▶ **Objective**
Return, word for word, every line that follows.

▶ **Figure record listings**
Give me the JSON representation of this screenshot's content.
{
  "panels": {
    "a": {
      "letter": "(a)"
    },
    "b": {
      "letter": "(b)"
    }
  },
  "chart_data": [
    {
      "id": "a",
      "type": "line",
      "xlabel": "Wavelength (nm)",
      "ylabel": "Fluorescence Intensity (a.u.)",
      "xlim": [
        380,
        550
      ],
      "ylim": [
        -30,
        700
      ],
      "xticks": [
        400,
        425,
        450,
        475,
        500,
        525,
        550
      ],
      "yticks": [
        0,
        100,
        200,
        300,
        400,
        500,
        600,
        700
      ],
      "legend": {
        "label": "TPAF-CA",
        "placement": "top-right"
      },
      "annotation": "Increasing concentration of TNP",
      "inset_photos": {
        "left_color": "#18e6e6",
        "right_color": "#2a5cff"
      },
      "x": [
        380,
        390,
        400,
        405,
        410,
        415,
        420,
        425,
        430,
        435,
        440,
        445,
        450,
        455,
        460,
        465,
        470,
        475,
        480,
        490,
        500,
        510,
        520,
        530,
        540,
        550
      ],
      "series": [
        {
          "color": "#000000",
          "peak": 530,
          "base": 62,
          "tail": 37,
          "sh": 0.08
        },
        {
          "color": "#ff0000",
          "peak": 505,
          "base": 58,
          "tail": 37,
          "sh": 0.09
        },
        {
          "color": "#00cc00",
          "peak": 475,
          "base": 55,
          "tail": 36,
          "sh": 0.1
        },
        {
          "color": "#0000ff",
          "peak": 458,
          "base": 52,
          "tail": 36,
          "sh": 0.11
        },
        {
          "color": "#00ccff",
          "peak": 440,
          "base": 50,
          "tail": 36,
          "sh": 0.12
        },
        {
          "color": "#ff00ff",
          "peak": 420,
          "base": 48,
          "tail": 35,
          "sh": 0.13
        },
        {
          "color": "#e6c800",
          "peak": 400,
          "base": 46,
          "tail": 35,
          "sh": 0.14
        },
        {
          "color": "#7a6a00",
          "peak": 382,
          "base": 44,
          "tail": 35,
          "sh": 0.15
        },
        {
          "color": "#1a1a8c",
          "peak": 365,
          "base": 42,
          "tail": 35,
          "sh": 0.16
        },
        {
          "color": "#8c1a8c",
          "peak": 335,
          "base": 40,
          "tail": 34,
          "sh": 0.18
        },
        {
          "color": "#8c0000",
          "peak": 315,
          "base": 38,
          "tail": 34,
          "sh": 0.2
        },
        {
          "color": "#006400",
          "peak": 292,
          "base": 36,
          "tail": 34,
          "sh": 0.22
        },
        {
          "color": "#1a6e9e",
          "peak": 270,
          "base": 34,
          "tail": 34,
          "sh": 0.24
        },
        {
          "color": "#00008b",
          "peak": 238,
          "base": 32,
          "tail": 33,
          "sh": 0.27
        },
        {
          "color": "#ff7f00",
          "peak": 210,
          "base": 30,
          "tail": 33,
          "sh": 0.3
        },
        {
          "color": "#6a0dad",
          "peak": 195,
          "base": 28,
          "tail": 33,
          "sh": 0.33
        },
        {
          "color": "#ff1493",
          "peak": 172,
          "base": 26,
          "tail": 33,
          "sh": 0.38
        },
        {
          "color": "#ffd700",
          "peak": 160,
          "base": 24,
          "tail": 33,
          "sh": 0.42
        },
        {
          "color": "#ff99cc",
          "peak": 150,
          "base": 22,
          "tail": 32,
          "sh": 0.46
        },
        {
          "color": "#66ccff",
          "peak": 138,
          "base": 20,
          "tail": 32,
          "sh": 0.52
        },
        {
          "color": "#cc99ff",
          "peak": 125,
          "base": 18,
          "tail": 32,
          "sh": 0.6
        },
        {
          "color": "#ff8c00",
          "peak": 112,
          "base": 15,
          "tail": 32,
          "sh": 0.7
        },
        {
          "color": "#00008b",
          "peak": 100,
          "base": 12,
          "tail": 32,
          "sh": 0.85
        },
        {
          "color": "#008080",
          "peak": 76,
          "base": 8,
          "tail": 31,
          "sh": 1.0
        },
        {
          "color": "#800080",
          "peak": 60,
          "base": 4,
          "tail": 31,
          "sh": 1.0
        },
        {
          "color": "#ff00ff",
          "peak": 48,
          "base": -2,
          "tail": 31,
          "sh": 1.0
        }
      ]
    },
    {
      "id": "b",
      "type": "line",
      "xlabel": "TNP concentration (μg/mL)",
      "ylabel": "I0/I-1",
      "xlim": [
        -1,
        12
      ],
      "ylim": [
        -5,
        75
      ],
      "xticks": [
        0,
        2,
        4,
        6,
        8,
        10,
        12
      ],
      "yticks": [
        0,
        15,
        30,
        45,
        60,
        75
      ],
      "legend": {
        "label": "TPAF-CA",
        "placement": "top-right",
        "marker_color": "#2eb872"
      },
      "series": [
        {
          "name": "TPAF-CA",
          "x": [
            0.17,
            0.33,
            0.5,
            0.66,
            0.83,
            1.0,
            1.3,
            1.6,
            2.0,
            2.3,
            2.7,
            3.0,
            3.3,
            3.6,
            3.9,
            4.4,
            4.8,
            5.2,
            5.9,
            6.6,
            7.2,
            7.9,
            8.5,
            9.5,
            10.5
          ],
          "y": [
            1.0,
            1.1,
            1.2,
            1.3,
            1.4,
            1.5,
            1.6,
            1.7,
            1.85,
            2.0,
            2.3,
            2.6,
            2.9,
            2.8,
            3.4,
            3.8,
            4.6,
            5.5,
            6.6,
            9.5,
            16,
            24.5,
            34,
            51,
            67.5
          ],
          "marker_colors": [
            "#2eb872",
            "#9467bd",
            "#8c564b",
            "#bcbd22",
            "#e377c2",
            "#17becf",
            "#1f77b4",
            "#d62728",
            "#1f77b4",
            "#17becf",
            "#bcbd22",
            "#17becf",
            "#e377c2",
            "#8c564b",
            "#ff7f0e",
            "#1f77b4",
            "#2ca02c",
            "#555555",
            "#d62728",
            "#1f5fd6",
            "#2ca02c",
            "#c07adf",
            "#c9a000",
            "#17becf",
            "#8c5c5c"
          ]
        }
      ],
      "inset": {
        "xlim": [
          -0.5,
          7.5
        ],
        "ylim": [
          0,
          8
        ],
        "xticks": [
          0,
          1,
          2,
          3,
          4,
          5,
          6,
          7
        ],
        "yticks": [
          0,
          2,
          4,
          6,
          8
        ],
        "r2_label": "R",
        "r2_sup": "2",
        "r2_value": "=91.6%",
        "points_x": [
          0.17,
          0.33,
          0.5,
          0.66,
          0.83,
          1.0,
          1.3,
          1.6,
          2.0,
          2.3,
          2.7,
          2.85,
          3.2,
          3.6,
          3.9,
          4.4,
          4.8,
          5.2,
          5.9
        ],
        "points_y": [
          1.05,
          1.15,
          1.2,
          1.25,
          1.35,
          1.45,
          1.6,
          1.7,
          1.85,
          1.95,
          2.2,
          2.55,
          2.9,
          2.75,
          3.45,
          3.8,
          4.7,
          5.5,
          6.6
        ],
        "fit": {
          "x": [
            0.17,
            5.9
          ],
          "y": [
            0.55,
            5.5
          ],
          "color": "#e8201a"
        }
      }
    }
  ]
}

▶ **Solution to the exercise**
Give me the JSON representation of this screenshot's content.
{
  "panels": {
    "a": {
      "letter": "(a)"
    },
    "b": {
      "letter": "(b)"
    }
  },
  "chart_data": [
    {
      "id": "a",
      "type": "line",
      "xlabel": "Wavelength (nm)",
      "ylabel": "Fluorescence Intensity (a.u.)",
      "xlim": [
        380,
        550
      ],
      "ylim": [
        -30,
        700
      ],
      "xticks": [
        400,
        425,
        450,
        475,
        500,
        525,
        550
      ],
      "yticks": [
        0,
        100,
        200,
        300,
        400,
        500,
        600,
        700
      ],
      "legend": {
        "label": "TPAF-CA",
        "placement": "top-right"
      },
      "annotation": "Increasing concentration of TNP",
      "inset_photos": {
        "left_color": "#18e6e6",
        "right_color": "#2a5cff"
      },
      "x": [
        380,
        390,
        400,
        405,
        410,
        415,
        420,
        425,
        430,
        435,
        440,
        445,
        450,
        455,
        460,
        465,
        470,
        475,
        480,
        490,
        500,
        510,
        520,
        530,
        540,
        550
      ],
      "series": [
        {
          "color": "#000000",
          "peak": 530,
          "base": 62,
          "tail": 37,
          "sh": 0.08
        },
        {
          "color": "#ff0000",
          "peak": 505,
          "base": 58,
          "tail": 37,
          "sh": 0.09
        },
        {
          "color": "#00cc00",
          "peak": 475,
          "base": 55,
          "tail": 36,
          "sh": 0.1
        },
        {
          "color": "#0000ff",
          "peak": 458,
          "base": 52,
          "tail": 36,
          "sh": 0.11
        },
        {
          "color": "#00ccff",
          "peak": 440,
          "base": 50,
          "tail": 36,
          "sh": 0.12
        },
        {
          "color": "#ff00ff",
          "peak": 420,
          "base": 48,
          "tail": 35,
          "sh": 0.13
        },
        {
          "color": "#e6c800",
          "peak": 400,
          "base": 46,
          "tail": 35,
          "sh": 0.14
        },
        {
          "color": "#7a6a00",
          "peak": 382,
          "base": 44,
          "tail": 35,
          "sh": 0.15
        },
        {
          "color": "#1a1a8c",
          "peak": 365,
          "base": 42,
          "tail": 35,
          "sh": 0.16
        },
        {
          "color": "#8c1a8c",
          "peak": 335,
          "base": 40,
          "tail": 34,
          "sh": 0.18
        },
        {
          "color": "#8c0000",
          "peak": 315,
          "base": 38,
          "tail": 34,
          "sh": 0.2
        },
        {
          "color": "#006400",
          "peak": 292,
          "base": 36,
          "tail": 34,
          "sh": 0.22
        },
        {
          "color": "#1a6e9e",
          "peak": 270,
          "base": 34,
          "tail": 34,
          "sh": 0.24
        },
        {
          "color": "#00008b",
          "peak": 238,
          "base": 32,
          "tail": 33,
          "sh": 0.27
        },
        {
          "color": "#ff7f00",
          "peak": 210,
          "base": 30,
          "tail": 33,
          "sh": 0.3
        },
        {
          "color": "#6a0dad",
          "peak": 195,
          "base": 28,
          "tail": 33,
          "sh": 0.33
        },
        {
          "color": "#ff1493",
          "peak": 172,
          "base": 26,
          "tail": 33,
          "sh": 0.38
        },
        {
          "color": "#ffd700",
          "peak": 160,
          "base": 24,
          "tail": 33,
          "sh": 0.42
        },
        {
          "color": "#ff99cc",
          "peak": 150,
          "base": 22,
          "tail": 32,
          "sh": 0.46
        },
        {
          "color": "#66ccff",
          "peak": 138,
          "base": 20,
          "tail": 32,
          "sh": 0.52
        },
        {
          "color": "#cc99ff",
          "peak": 125,
          "base": 18,
          "tail": 32,
          "sh": 0.6
        },
        {
          "color": "#ff8c00",
          "peak": 112,
          "base": 15,
          "tail": 32,
          "sh": 0.7
        },
        {
          "color": "#00008b",
          "peak": 100,
          "base": 12,
          "tail": 32,
          "sh": 0.85
        },
        {
          "color": "#008080",
          "peak": 76,
          "base": 8,
          "tail": 31,
          "sh": 1.0
        },
        {
          "color": "#800080",
          "peak": 60,
          "base": 4,
          "tail": 31,
          "sh": 1.0
        },
        {
          "color": "#ff00ff",
          "peak": 48,
          "base": -2,
          "tail": 31,
          "sh": 1.0
        }
      ]
    },
    {
      "id": "b",
      "type": "line",
      "xlabel": "TNP concentration (μg/mL)",
      "ylabel": "I0/I-1",
      "xlim": [
        -1,
        12
      ],
      "ylim": [
        -5,
        75
      ],
      "xticks": [
        0,
        2,
        4,
        6,
        8,
        10,
        12
      ],
      "yticks": [
        0,
        15,
        30,
        45,
        60,
        75
      ],
      "legend": {
        "label": "TPAF-CA",
        "placement": "top-right",
        "marker_color": "#2eb872"
      },
      "series": [
        {
          "name": "TPAF-CA",
          "x": [
            0.17,
            0.33,
            0.5,
            0.66,
            0.83,
            1.0,
            1.3,
            1.6,
            2.0,
            2.3,
            2.7,
            3.0,
            3.3,
            3.6,
            3.9,
            4.4,
            4.8,
            5.2,
            5.9,
            6.6,
            7.2,
            7.9,
            8.5,
            9.5,
            10.5
          ],
          "y": [
            1.0,
            1.1,
            1.2,
            1.3,
            1.4,
            1.5,
            1.6,
            1.7,
            1.85,
            2.0,
            2.3,
            2.6,
            2.9,
            2.8,
            3.4,
            3.8,
            4.6,
            5.5,
            6.6,
            9.5,
            16,
            24.5,
            34,
            51,
            67.5
          ],
          "marker_colors": [
            "#2eb872",
            "#9467bd",
            "#8c564b",
            "#bcbd22",
            "#e377c2",
            "#17becf",
            "#1f77b4",
            "#d62728",
            "#1f77b4",
            "#17becf",
            "#bcbd22",
            "#17becf",
            "#e377c2",
            "#8c564b",
            "#ff7f0e",
            "#1f77b4",
            "#2ca02c",
            "#555555",
            "#d62728",
            "#1f5fd6",
            "#2ca02c",
            "#c07adf",
            "#c9a000",
            "#17becf",
            "#8c5c5c"
          ]
        }
      ],
      "inset": {
        "xlim": [
          -0.5,
          7.5
        ],
        "ylim": [
          0,
          8
        ],
        "xticks": [
          0,
          1,
          2,
          3,
          4,
          5,
          6,
          7
        ],
        "yticks": [
          0,
          2,
          4,
          6,
          8
        ],
        "r2_label": "R",
        "r2_sup": "2",
        "r2_value": "=91.6%",
        "points_x": [
          0.17,
          0.33,
          0.5,
          0.66,
          0.83,
          1.0,
          1.3,
          1.6,
          2.0,
          2.3,
          2.7,
          2.85,
          3.2,
          3.6,
          3.9,
          4.4,
          4.8,
          5.2,
          5.9
        ],
        "points_y": [
          1.05,
          1.15,
          1.2,
          1.25,
          1.35,
          1.45,
          1.6,
          1.7,
          1.85,
          1.95,
          2.2,
          2.55,
          2.9,
          2.75,
          3.45,
          3.8,
          4.7,
          5.5,
          6.6
        ],
        "fit": {
          "x": [
            0.17,
            5.9
          ],
          "y": [
            0.55,
            5.5
          ],
          "color": "#e8201a"
        }
      }
    }
  ]
}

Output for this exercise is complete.